What is asked> Identify all lines in the data containing the string "activity". Copy them out.

┌────────

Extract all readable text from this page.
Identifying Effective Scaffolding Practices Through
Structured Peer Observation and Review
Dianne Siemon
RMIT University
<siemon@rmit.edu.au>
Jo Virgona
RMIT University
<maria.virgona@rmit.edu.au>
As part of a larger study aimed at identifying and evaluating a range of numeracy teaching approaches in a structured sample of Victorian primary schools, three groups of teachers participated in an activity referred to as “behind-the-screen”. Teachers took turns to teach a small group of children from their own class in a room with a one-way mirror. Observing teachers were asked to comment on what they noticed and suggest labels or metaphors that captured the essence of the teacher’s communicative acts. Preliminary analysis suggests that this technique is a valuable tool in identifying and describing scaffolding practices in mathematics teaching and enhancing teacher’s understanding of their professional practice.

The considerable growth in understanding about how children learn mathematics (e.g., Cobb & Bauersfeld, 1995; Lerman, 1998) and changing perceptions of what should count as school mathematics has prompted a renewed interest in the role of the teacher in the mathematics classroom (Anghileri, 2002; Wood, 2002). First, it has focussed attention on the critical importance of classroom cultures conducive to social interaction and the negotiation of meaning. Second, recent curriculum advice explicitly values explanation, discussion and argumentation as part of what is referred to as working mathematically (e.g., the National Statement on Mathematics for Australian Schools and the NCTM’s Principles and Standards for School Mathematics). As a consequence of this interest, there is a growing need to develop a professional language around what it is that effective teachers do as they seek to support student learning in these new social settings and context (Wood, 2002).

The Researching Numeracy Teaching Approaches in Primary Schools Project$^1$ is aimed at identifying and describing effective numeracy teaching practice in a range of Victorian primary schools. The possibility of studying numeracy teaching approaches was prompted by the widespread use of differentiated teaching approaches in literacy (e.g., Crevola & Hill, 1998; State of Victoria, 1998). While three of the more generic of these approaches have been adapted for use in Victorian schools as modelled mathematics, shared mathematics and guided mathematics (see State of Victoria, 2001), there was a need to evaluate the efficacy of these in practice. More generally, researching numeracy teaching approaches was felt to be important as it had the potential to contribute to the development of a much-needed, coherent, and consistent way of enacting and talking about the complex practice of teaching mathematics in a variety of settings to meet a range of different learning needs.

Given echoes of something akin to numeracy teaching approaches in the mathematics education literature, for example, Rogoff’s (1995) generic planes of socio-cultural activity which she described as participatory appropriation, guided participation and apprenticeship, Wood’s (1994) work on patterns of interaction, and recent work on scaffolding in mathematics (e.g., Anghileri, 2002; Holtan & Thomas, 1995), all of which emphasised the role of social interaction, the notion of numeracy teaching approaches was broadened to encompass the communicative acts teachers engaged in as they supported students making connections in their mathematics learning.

└────────

Answer to this problem>
As part of a larger study aimed at identifying and evaluating a range of numeracy teaching approaches in a structured sample of Victorian primary schools, three groups of teachers participated in an activity referred to as “behind-the-screen”. Teachers took turns to teach a small group of children from their own class in a room with a one-way mirror. Observing teachers were asked to comment on what they noticed and suggest labels or metaphors that captured the essence of the teacher’s communicative acts. Preliminary analysis suggests that this technique is a valuable tool in identifying and describing scaffolding practices in mathematics teaching and enhancing teacher’s understanding of their professional practice.
Given echoes of something akin to numeracy teaching approaches in the mathematics education literature, for example, Rogoff’s (1995) generic planes of socio-cultural activity which she described as participatory appropriation, guided participation and apprenticeship, Wood’s (1994) work on patterns of interaction, and recent work on scaffolding in mathematics (e.g., Anghileri, 2002; Holtan & Thomas, 1995), all of which emphasised the role of social interaction, the notion of numeracy teaching approaches was broadened to encompass the communicative acts teachers engaged in as they supported students making connections in their mathematics learning.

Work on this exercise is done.